**REQUIREMENT**
Print the entries below word for word; the pictures stay out of your copy.

**MATERIAL**
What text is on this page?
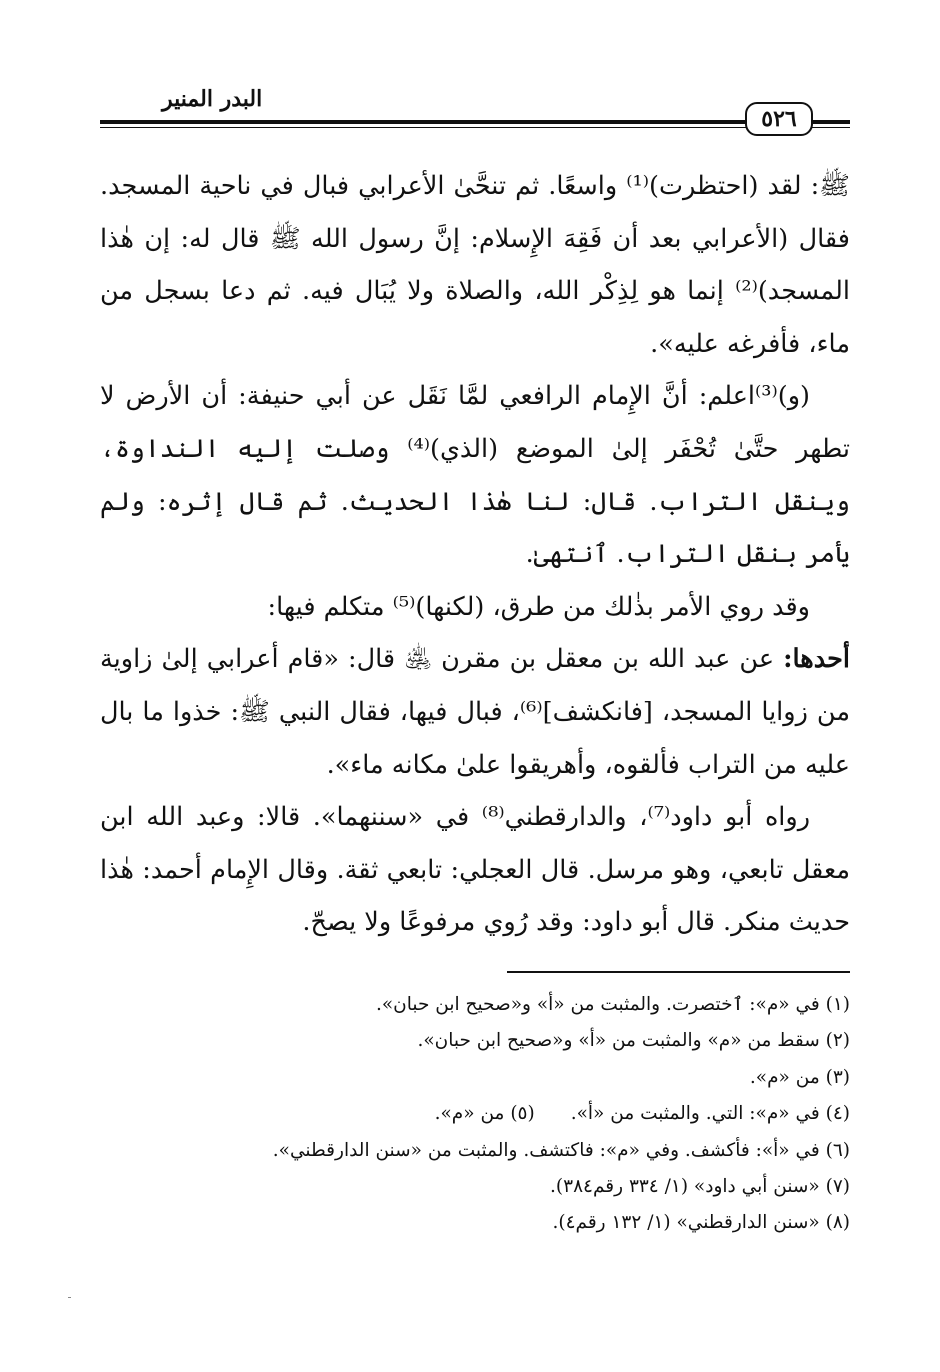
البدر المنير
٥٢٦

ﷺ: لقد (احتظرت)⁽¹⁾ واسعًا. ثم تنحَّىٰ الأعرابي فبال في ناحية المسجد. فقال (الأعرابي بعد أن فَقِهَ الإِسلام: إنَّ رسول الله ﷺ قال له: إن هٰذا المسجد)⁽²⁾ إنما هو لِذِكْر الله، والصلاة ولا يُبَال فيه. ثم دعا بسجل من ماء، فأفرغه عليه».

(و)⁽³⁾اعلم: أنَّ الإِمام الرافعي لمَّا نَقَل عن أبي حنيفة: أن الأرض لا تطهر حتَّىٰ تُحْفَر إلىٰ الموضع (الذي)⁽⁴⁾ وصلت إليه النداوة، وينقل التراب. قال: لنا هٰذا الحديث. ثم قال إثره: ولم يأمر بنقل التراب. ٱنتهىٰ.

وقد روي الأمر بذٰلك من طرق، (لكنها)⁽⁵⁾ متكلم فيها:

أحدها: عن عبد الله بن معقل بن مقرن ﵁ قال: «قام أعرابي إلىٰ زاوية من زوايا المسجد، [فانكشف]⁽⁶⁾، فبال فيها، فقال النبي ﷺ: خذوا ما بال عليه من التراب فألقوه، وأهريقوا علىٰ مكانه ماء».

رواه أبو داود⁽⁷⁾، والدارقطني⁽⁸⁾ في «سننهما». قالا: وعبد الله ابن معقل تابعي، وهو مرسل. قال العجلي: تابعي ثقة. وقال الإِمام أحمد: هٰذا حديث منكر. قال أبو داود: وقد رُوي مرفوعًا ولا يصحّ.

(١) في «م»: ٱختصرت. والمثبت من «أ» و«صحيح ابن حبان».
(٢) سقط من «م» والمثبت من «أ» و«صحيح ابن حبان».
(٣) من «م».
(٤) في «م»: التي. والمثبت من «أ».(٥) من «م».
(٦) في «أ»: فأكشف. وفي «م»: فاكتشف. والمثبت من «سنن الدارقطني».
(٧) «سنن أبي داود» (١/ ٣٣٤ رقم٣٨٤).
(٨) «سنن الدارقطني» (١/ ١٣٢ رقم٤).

**WRITTEN ANSWER**
What text is on this page?
البدر المنير
٥٢٦

ﷺ: لقد (احتظرت)⁽¹⁾ واسعًا. ثم تنحَّىٰ الأعرابي فبال في ناحية المسجد. فقال (الأعرابي بعد أن فَقِهَ الإِسلام: إنَّ رسول الله ﷺ قال له: إن هٰذا المسجد)⁽²⁾ إنما هو لِذِكْر الله، والصلاة ولا يُبَال فيه. ثم دعا بسجل من ماء، فأفرغه عليه».

(و)⁽³⁾اعلم: أنَّ الإِمام الرافعي لمَّا نَقَل عن أبي حنيفة: أن الأرض لا تطهر حتَّىٰ تُحْفَر إلىٰ الموضع (الذي)⁽⁴⁾ وصلت إليه النداوة، وينقل التراب. قال: لنا هٰذا الحديث. ثم قال إثره: ولم يأمر بنقل التراب. ٱنتهىٰ.

وقد روي الأمر بذٰلك من طرق، (لكنها)⁽⁵⁾ متكلم فيها:

أحدها: عن عبد الله بن معقل بن مقرن ﵁ قال: «قام أعرابي إلىٰ زاوية من زوايا المسجد، [فانكشف]⁽⁶⁾، فبال فيها، فقال النبي ﷺ: خذوا ما بال عليه من التراب فألقوه، وأهريقوا علىٰ مكانه ماء».

رواه أبو داود⁽⁷⁾، والدارقطني⁽⁸⁾ في «سننهما». قالا: وعبد الله ابن معقل تابعي، وهو مرسل. قال العجلي: تابعي ثقة. وقال الإِمام أحمد: هٰذا حديث منكر. قال أبو داود: وقد رُوي مرفوعًا ولا يصحّ.

(١) في «م»: ٱختصرت. والمثبت من «أ» و«صحيح ابن حبان».
(٢) سقط من «م» والمثبت من «أ» و«صحيح ابن حبان».
(٣) من «م».
(٤) في «م»: التي. والمثبت من «أ».(٥) من «م».
(٦) في «أ»: فأكشف. وفي «م»: فاكتشف. والمثبت من «سنن الدارقطني».
(٧) «سنن أبي داود» (١/ ٣٣٤ رقم٣٨٤).
(٨) «سنن الدارقطني» (١/ ١٣٢ رقم٤).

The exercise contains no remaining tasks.